Collected data:
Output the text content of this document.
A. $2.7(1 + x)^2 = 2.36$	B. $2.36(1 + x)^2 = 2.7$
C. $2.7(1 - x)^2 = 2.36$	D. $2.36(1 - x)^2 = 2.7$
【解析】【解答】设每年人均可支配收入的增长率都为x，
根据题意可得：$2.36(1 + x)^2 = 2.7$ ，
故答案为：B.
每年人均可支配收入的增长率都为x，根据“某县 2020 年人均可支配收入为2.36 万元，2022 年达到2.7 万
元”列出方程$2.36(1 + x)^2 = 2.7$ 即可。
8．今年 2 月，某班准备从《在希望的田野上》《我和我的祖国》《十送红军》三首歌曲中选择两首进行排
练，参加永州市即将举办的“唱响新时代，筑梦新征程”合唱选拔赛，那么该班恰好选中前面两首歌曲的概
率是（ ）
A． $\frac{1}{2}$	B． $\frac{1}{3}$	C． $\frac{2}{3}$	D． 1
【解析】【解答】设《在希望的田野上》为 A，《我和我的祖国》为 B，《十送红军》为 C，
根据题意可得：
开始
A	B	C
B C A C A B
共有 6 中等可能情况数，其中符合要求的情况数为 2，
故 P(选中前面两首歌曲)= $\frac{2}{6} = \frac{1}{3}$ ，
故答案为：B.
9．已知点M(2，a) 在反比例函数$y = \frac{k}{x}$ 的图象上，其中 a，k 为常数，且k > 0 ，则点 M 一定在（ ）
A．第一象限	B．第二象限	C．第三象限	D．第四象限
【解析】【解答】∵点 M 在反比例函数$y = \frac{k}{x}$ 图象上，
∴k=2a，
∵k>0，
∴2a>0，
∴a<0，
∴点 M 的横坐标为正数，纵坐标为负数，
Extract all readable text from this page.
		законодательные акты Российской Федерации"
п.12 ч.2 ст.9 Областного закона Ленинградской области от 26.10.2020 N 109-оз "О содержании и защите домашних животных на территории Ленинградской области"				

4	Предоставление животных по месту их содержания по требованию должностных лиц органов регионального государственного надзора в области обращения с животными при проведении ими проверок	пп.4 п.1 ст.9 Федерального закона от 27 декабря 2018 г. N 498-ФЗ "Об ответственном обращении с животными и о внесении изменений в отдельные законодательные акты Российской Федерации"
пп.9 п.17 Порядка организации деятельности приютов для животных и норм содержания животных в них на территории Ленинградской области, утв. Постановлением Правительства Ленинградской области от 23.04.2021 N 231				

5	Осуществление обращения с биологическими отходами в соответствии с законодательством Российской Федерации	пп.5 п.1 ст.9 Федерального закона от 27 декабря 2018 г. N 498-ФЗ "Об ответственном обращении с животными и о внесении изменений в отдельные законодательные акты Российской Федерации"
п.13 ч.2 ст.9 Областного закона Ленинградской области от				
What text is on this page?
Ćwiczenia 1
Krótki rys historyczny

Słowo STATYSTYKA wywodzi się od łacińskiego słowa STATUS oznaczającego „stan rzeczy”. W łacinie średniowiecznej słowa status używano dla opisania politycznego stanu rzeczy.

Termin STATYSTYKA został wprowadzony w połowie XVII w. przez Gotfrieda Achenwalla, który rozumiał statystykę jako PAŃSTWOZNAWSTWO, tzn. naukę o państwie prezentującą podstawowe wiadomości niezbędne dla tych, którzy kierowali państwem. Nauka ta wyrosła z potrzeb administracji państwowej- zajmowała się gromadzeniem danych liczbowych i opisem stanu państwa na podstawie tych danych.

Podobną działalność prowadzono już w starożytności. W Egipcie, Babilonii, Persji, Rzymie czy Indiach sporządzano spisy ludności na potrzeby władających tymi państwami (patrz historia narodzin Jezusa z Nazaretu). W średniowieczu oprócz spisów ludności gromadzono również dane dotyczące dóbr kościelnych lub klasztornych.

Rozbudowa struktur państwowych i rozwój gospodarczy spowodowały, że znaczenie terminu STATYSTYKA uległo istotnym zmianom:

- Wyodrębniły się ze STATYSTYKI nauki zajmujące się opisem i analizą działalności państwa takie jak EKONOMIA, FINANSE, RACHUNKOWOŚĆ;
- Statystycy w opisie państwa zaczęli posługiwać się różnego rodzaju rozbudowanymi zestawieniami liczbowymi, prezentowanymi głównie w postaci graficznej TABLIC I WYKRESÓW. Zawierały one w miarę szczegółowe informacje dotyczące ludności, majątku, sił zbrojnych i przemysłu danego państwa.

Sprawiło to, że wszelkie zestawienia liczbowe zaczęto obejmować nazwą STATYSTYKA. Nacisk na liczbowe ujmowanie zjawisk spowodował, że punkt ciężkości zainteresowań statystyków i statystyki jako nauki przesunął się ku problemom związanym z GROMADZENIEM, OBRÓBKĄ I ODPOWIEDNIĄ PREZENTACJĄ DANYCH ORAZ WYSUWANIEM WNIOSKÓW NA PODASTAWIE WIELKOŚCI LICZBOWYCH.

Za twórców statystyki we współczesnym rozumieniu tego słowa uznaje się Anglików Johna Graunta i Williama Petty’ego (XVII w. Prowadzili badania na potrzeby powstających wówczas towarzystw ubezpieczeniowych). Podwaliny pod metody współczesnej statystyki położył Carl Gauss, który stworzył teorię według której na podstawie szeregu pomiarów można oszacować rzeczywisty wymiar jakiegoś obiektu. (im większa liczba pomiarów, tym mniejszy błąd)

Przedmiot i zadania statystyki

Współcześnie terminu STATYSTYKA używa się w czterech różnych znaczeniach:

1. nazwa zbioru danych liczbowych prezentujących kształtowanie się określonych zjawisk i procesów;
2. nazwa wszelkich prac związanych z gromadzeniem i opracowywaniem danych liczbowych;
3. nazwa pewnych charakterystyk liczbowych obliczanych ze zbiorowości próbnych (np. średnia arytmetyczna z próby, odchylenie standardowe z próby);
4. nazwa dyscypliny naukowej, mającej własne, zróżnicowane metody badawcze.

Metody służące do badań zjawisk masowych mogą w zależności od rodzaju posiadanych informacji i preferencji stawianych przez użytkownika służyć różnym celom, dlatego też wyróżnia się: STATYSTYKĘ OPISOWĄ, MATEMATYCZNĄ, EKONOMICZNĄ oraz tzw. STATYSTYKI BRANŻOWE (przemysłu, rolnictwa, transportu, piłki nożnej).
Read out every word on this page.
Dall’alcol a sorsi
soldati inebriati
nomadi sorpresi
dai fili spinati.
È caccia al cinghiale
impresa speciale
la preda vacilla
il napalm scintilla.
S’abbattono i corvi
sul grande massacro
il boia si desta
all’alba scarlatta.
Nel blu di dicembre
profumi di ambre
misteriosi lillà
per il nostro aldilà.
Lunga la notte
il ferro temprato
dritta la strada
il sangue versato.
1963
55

• _SHORT EXERCISE_
Using the listing above, reproduce each line without omission.

• _RESPONSE TO THIS EXERCISE_
Output the text content of this document.
A. $2.7(1 + x)^2 = 2.36$	B. $2.36(1 + x)^2 = 2.7$
C. $2.7(1 - x)^2 = 2.36$	D. $2.36(1 - x)^2 = 2.7$
【解析】【解答】设每年人均可支配收入的增长率都为x，
根据题意可得：$2.36(1 + x)^2 = 2.7$ ，
故答案为：B.
每年人均可支配收入的增长率都为x，根据“某县 2020 年人均可支配收入为2.36 万元，2022 年达到2.7 万
元”列出方程$2.36(1 + x)^2 = 2.7$ 即可。
8．今年 2 月，某班准备从《在希望的田野上》《我和我的祖国》《十送红军》三首歌曲中选择两首进行排
练，参加永州市即将举办的“唱响新时代，筑梦新征程”合唱选拔赛，那么该班恰好选中前面两首歌曲的概
率是（ ）
A． $\frac{1}{2}$	B． $\frac{1}{3}$	C． $\frac{2}{3}$	D． 1
【解析】【解答】设《在希望的田野上》为 A，《我和我的祖国》为 B，《十送红军》为 C，
根据题意可得：
开始
A	B	C
B C A C A B
共有 6 中等可能情况数，其中符合要求的情况数为 2，
故 P(选中前面两首歌曲)= $\frac{2}{6} = \frac{1}{3}$ ，
故答案为：B.
9．已知点M(2，a) 在反比例函数$y = \frac{k}{x}$ 的图象上，其中 a，k 为常数，且k > 0 ，则点 M 一定在（ ）
A．第一象限	B．第二象限	C．第三象限	D．第四象限
【解析】【解答】∵点 M 在反比例函数$y = \frac{k}{x}$ 图象上，
∴k=2a，
∵k>0，
∴2a>0，
∴a<0，
∴点 M 的横坐标为正数，纵坐标为负数，
Extract all readable text from this page.
		законодательные акты Российской Федерации"
п.12 ч.2 ст.9 Областного закона Ленинградской области от 26.10.2020 N 109-оз "О содержании и защите домашних животных на территории Ленинградской области"				

4	Предоставление животных по месту их содержания по требованию должностных лиц органов регионального государственного надзора в области обращения с животными при проведении ими проверок	пп.4 п.1 ст.9 Федерального закона от 27 декабря 2018 г. N 498-ФЗ "Об ответственном обращении с животными и о внесении изменений в отдельные законодательные акты Российской Федерации"
пп.9 п.17 Порядка организации деятельности приютов для животных и норм содержания животных в них на территории Ленинградской области, утв. Постановлением Правительства Ленинградской области от 23.04.2021 N 231				

5	Осуществление обращения с биологическими отходами в соответствии с законодательством Российской Федерации	пп.5 п.1 ст.9 Федерального закона от 27 декабря 2018 г. N 498-ФЗ "Об ответственном обращении с животными и о внесении изменений в отдельные законодательные акты Российской Федерации"
п.13 ч.2 ст.9 Областного закона Ленинградской области от				
What text is on this page?
Ćwiczenia 1
Krótki rys historyczny

Słowo STATYSTYKA wywodzi się od łacińskiego słowa STATUS oznaczającego „stan rzeczy”. W łacinie średniowiecznej słowa status używano dla opisania politycznego stanu rzeczy.

Termin STATYSTYKA został wprowadzony w połowie XVII w. przez Gotfrieda Achenwalla, który rozumiał statystykę jako PAŃSTWOZNAWSTWO, tzn. naukę o państwie prezentującą podstawowe wiadomości niezbędne dla tych, którzy kierowali państwem. Nauka ta wyrosła z potrzeb administracji państwowej- zajmowała się gromadzeniem danych liczbowych i opisem stanu państwa na podstawie tych danych.

Podobną działalność prowadzono już w starożytności. W Egipcie, Babilonii, Persji, Rzymie czy Indiach sporządzano spisy ludności na potrzeby władających tymi państwami (patrz historia narodzin Jezusa z Nazaretu). W średniowieczu oprócz spisów ludności gromadzono również dane dotyczące dóbr kościelnych lub klasztornych.

Rozbudowa struktur państwowych i rozwój gospodarczy spowodowały, że znaczenie terminu STATYSTYKA uległo istotnym zmianom:

- Wyodrębniły się ze STATYSTYKI nauki zajmujące się opisem i analizą działalności państwa takie jak EKONOMIA, FINANSE, RACHUNKOWOŚĆ;
- Statystycy w opisie państwa zaczęli posługiwać się różnego rodzaju rozbudowanymi zestawieniami liczbowymi, prezentowanymi głównie w postaci graficznej TABLIC I WYKRESÓW. Zawierały one w miarę szczegółowe informacje dotyczące ludności, majątku, sił zbrojnych i przemysłu danego państwa.

Sprawiło to, że wszelkie zestawienia liczbowe zaczęto obejmować nazwą STATYSTYKA. Nacisk na liczbowe ujmowanie zjawisk spowodował, że punkt ciężkości zainteresowań statystyków i statystyki jako nauki przesunął się ku problemom związanym z GROMADZENIEM, OBRÓBKĄ I ODPOWIEDNIĄ PREZENTACJĄ DANYCH ORAZ WYSUWANIEM WNIOSKÓW NA PODASTAWIE WIELKOŚCI LICZBOWYCH.

Za twórców statystyki we współczesnym rozumieniu tego słowa uznaje się Anglików Johna Graunta i Williama Petty’ego (XVII w. Prowadzili badania na potrzeby powstających wówczas towarzystw ubezpieczeniowych). Podwaliny pod metody współczesnej statystyki położył Carl Gauss, który stworzył teorię według której na podstawie szeregu pomiarów można oszacować rzeczywisty wymiar jakiegoś obiektu. (im większa liczba pomiarów, tym mniejszy błąd)

Przedmiot i zadania statystyki

Współcześnie terminu STATYSTYKA używa się w czterech różnych znaczeniach:

1. nazwa zbioru danych liczbowych prezentujących kształtowanie się określonych zjawisk i procesów;
2. nazwa wszelkich prac związanych z gromadzeniem i opracowywaniem danych liczbowych;
3. nazwa pewnych charakterystyk liczbowych obliczanych ze zbiorowości próbnych (np. średnia arytmetyczna z próby, odchylenie standardowe z próby);
4. nazwa dyscypliny naukowej, mającej własne, zróżnicowane metody badawcze.

Metody służące do badań zjawisk masowych mogą w zależności od rodzaju posiadanych informacji i preferencji stawianych przez użytkownika służyć różnym celom, dlatego też wyróżnia się: STATYSTYKĘ OPISOWĄ, MATEMATYCZNĄ, EKONOMICZNĄ oraz tzw. STATYSTYKI BRANŻOWE (przemysłu, rolnictwa, transportu, piłki nożnej).
Read out every word on this page.
Dall’alcol a sorsi
soldati inebriati
nomadi sorpresi
dai fili spinati.
È caccia al cinghiale
impresa speciale
la preda vacilla
il napalm scintilla.
S’abbattono i corvi
sul grande massacro
il boia si desta
all’alba scarlatta.
Nel blu di dicembre
profumi di ambre
misteriosi lillà
per il nostro aldilà.
Lunga la notte
il ferro temprato
dritta la strada
il sangue versato.
1963
55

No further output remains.